» RECORD EXTRACTS:
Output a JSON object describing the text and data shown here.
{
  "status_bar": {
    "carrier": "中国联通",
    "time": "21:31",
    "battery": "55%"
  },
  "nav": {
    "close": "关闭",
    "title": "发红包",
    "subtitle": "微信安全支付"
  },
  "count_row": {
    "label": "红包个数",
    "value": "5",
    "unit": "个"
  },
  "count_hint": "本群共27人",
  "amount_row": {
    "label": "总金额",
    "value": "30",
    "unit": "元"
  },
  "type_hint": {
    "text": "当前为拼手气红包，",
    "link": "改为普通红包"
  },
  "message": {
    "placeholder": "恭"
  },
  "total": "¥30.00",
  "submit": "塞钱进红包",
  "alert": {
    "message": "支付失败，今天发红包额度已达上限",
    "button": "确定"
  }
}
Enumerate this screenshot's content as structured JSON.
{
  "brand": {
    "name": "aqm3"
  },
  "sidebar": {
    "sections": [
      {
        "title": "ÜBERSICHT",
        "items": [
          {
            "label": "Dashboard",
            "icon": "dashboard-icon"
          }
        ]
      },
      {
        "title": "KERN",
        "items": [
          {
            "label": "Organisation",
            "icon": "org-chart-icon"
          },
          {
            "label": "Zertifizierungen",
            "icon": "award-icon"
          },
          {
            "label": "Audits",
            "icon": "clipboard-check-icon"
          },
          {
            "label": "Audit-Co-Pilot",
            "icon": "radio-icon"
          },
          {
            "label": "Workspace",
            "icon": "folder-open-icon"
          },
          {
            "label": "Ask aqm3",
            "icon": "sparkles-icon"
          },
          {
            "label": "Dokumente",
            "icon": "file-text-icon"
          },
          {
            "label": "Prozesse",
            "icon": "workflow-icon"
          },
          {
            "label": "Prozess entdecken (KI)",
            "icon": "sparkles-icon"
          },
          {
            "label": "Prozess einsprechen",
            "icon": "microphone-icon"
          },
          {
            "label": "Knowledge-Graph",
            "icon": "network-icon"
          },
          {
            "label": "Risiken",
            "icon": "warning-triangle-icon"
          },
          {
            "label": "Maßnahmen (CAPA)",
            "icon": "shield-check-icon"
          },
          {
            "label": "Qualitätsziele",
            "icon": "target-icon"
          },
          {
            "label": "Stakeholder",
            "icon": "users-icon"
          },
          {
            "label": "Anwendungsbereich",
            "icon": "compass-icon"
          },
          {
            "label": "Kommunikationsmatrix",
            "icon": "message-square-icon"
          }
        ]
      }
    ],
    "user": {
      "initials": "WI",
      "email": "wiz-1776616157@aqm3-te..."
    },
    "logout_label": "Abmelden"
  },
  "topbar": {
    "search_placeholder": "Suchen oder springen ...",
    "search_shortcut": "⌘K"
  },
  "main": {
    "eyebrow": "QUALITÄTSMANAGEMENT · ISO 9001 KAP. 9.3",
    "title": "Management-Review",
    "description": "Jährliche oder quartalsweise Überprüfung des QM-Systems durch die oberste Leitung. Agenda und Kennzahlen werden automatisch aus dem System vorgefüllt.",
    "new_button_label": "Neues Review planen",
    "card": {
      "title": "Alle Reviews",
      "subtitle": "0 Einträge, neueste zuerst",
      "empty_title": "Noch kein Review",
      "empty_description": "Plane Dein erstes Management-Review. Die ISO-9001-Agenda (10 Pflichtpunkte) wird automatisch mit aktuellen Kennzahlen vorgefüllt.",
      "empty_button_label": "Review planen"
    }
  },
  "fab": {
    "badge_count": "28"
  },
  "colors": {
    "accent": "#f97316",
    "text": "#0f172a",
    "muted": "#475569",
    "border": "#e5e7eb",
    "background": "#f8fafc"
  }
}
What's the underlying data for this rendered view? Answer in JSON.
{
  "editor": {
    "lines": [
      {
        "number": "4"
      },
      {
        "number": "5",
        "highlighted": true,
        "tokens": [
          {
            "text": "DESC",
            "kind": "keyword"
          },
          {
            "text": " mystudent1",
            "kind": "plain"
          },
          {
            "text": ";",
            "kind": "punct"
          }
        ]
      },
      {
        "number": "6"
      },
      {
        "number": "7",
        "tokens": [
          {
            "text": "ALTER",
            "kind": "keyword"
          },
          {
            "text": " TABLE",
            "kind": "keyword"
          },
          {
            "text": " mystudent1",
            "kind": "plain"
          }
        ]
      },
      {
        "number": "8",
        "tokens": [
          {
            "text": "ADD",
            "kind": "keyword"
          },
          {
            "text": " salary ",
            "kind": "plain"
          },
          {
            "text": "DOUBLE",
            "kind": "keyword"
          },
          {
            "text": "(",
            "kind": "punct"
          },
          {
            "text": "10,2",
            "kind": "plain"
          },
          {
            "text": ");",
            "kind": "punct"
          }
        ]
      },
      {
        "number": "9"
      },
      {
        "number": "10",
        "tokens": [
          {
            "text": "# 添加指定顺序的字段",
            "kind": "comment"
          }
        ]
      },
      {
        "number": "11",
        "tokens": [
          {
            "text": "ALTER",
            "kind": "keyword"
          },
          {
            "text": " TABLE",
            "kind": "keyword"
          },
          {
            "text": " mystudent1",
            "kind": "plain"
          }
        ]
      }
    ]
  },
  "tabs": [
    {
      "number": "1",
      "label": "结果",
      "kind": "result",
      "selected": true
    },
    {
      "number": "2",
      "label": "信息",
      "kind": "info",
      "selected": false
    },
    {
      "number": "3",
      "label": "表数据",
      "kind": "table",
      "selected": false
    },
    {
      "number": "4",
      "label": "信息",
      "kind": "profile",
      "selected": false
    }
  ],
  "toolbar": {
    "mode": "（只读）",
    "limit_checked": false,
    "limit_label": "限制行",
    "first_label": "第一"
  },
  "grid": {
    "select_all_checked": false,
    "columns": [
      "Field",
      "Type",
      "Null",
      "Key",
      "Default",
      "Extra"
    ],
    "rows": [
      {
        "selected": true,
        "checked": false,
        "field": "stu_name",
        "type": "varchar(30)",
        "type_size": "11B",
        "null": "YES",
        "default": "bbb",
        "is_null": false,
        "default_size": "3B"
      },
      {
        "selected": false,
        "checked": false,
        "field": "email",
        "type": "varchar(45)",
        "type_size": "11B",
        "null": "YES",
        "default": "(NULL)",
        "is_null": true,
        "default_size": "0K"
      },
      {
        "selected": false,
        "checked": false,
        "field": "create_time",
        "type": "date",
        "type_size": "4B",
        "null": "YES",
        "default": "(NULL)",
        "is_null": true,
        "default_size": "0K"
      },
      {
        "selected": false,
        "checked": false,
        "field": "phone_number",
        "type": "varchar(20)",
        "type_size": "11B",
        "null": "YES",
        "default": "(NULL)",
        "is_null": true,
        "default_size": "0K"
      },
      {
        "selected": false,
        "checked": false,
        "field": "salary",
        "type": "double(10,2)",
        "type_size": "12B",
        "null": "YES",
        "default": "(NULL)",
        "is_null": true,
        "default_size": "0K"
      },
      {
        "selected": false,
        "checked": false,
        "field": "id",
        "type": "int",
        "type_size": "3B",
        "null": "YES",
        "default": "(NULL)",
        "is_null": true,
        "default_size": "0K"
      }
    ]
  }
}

» TASK DETAILS:
Repeat the records above exactly, leaving none out.

» SOLUTION:
Output a JSON object describing the text and data shown here.
{
  "status_bar": {
    "carrier": "中国联通",
    "time": "21:31",
    "battery": "55%"
  },
  "nav": {
    "close": "关闭",
    "title": "发红包",
    "subtitle": "微信安全支付"
  },
  "count_row": {
    "label": "红包个数",
    "value": "5",
    "unit": "个"
  },
  "count_hint": "本群共27人",
  "amount_row": {
    "label": "总金额",
    "value": "30",
    "unit": "元"
  },
  "type_hint": {
    "text": "当前为拼手气红包，",
    "link": "改为普通红包"
  },
  "message": {
    "placeholder": "恭"
  },
  "total": "¥30.00",
  "submit": "塞钱进红包",
  "alert": {
    "message": "支付失败，今天发红包额度已达上限",
    "button": "确定"
  }
}
Enumerate this screenshot's content as structured JSON.
{
  "brand": {
    "name": "aqm3"
  },
  "sidebar": {
    "sections": [
      {
        "title": "ÜBERSICHT",
        "items": [
          {
            "label": "Dashboard",
            "icon": "dashboard-icon"
          }
        ]
      },
      {
        "title": "KERN",
        "items": [
          {
            "label": "Organisation",
            "icon": "org-chart-icon"
          },
          {
            "label": "Zertifizierungen",
            "icon": "award-icon"
          },
          {
            "label": "Audits",
            "icon": "clipboard-check-icon"
          },
          {
            "label": "Audit-Co-Pilot",
            "icon": "radio-icon"
          },
          {
            "label": "Workspace",
            "icon": "folder-open-icon"
          },
          {
            "label": "Ask aqm3",
            "icon": "sparkles-icon"
          },
          {
            "label": "Dokumente",
            "icon": "file-text-icon"
          },
          {
            "label": "Prozesse",
            "icon": "workflow-icon"
          },
          {
            "label": "Prozess entdecken (KI)",
            "icon": "sparkles-icon"
          },
          {
            "label": "Prozess einsprechen",
            "icon": "microphone-icon"
          },
          {
            "label": "Knowledge-Graph",
            "icon": "network-icon"
          },
          {
            "label": "Risiken",
            "icon": "warning-triangle-icon"
          },
          {
            "label": "Maßnahmen (CAPA)",
            "icon": "shield-check-icon"
          },
          {
            "label": "Qualitätsziele",
            "icon": "target-icon"
          },
          {
            "label": "Stakeholder",
            "icon": "users-icon"
          },
          {
            "label": "Anwendungsbereich",
            "icon": "compass-icon"
          },
          {
            "label": "Kommunikationsmatrix",
            "icon": "message-square-icon"
          }
        ]
      }
    ],
    "user": {
      "initials": "WI",
      "email": "wiz-1776616157@aqm3-te..."
    },
    "logout_label": "Abmelden"
  },
  "topbar": {
    "search_placeholder": "Suchen oder springen ...",
    "search_shortcut": "⌘K"
  },
  "main": {
    "eyebrow": "QUALITÄTSMANAGEMENT · ISO 9001 KAP. 9.3",
    "title": "Management-Review",
    "description": "Jährliche oder quartalsweise Überprüfung des QM-Systems durch die oberste Leitung. Agenda und Kennzahlen werden automatisch aus dem System vorgefüllt.",
    "new_button_label": "Neues Review planen",
    "card": {
      "title": "Alle Reviews",
      "subtitle": "0 Einträge, neueste zuerst",
      "empty_title": "Noch kein Review",
      "empty_description": "Plane Dein erstes Management-Review. Die ISO-9001-Agenda (10 Pflichtpunkte) wird automatisch mit aktuellen Kennzahlen vorgefüllt.",
      "empty_button_label": "Review planen"
    }
  },
  "fab": {
    "badge_count": "28"
  },
  "colors": {
    "accent": "#f97316",
    "text": "#0f172a",
    "muted": "#475569",
    "border": "#e5e7eb",
    "background": "#f8fafc"
  }
}
What's the underlying data for this rendered view? Answer in JSON.
{
  "editor": {
    "lines": [
      {
        "number": "4"
      },
      {
        "number": "5",
        "highlighted": true,
        "tokens": [
          {
            "text": "DESC",
            "kind": "keyword"
          },
          {
            "text": " mystudent1",
            "kind": "plain"
          },
          {
            "text": ";",
            "kind": "punct"
          }
        ]
      },
      {
        "number": "6"
      },
      {
        "number": "7",
        "tokens": [
          {
            "text": "ALTER",
            "kind": "keyword"
          },
          {
            "text": " TABLE",
            "kind": "keyword"
          },
          {
            "text": " mystudent1",
            "kind": "plain"
          }
        ]
      },
      {
        "number": "8",
        "tokens": [
          {
            "text": "ADD",
            "kind": "keyword"
          },
          {
            "text": " salary ",
            "kind": "plain"
          },
          {
            "text": "DOUBLE",
            "kind": "keyword"
          },
          {
            "text": "(",
            "kind": "punct"
          },
          {
            "text": "10,2",
            "kind": "plain"
          },
          {
            "text": ");",
            "kind": "punct"
          }
        ]
      },
      {
        "number": "9"
      },
      {
        "number": "10",
        "tokens": [
          {
            "text": "# 添加指定顺序的字段",
            "kind": "comment"
          }
        ]
      },
      {
        "number": "11",
        "tokens": [
          {
            "text": "ALTER",
            "kind": "keyword"
          },
          {
            "text": " TABLE",
            "kind": "keyword"
          },
          {
            "text": " mystudent1",
            "kind": "plain"
          }
        ]
      }
    ]
  },
  "tabs": [
    {
      "number": "1",
      "label": "结果",
      "kind": "result",
      "selected": true
    },
    {
      "number": "2",
      "label": "信息",
      "kind": "info",
      "selected": false
    },
    {
      "number": "3",
      "label": "表数据",
      "kind": "table",
      "selected": false
    },
    {
      "number": "4",
      "label": "信息",
      "kind": "profile",
      "selected": false
    }
  ],
  "toolbar": {
    "mode": "（只读）",
    "limit_checked": false,
    "limit_label": "限制行",
    "first_label": "第一"
  },
  "grid": {
    "select_all_checked": false,
    "columns": [
      "Field",
      "Type",
      "Null",
      "Key",
      "Default",
      "Extra"
    ],
    "rows": [
      {
        "selected": true,
        "checked": false,
        "field": "stu_name",
        "type": "varchar(30)",
        "type_size": "11B",
        "null": "YES",
        "default": "bbb",
        "is_null": false,
        "default_size": "3B"
      },
      {
        "selected": false,
        "checked": false,
        "field": "email",
        "type": "varchar(45)",
        "type_size": "11B",
        "null": "YES",
        "default": "(NULL)",
        "is_null": true,
        "default_size": "0K"
      },
      {
        "selected": false,
        "checked": false,
        "field": "create_time",
        "type": "date",
        "type_size": "4B",
        "null": "YES",
        "default": "(NULL)",
        "is_null": true,
        "default_size": "0K"
      },
      {
        "selected": false,
        "checked": false,
        "field": "phone_number",
        "type": "varchar(20)",
        "type_size": "11B",
        "null": "YES",
        "default": "(NULL)",
        "is_null": true,
        "default_size": "0K"
      },
      {
        "selected": false,
        "checked": false,
        "field": "salary",
        "type": "double(10,2)",
        "type_size": "12B",
        "null": "YES",
        "default": "(NULL)",
        "is_null": true,
        "default_size": "0K"
      },
      {
        "selected": false,
        "checked": false,
        "field": "id",
        "type": "int",
        "type_size": "3B",
        "null": "YES",
        "default": "(NULL)",
        "is_null": true,
        "default_size": "0K"
      }
    ]
  }
}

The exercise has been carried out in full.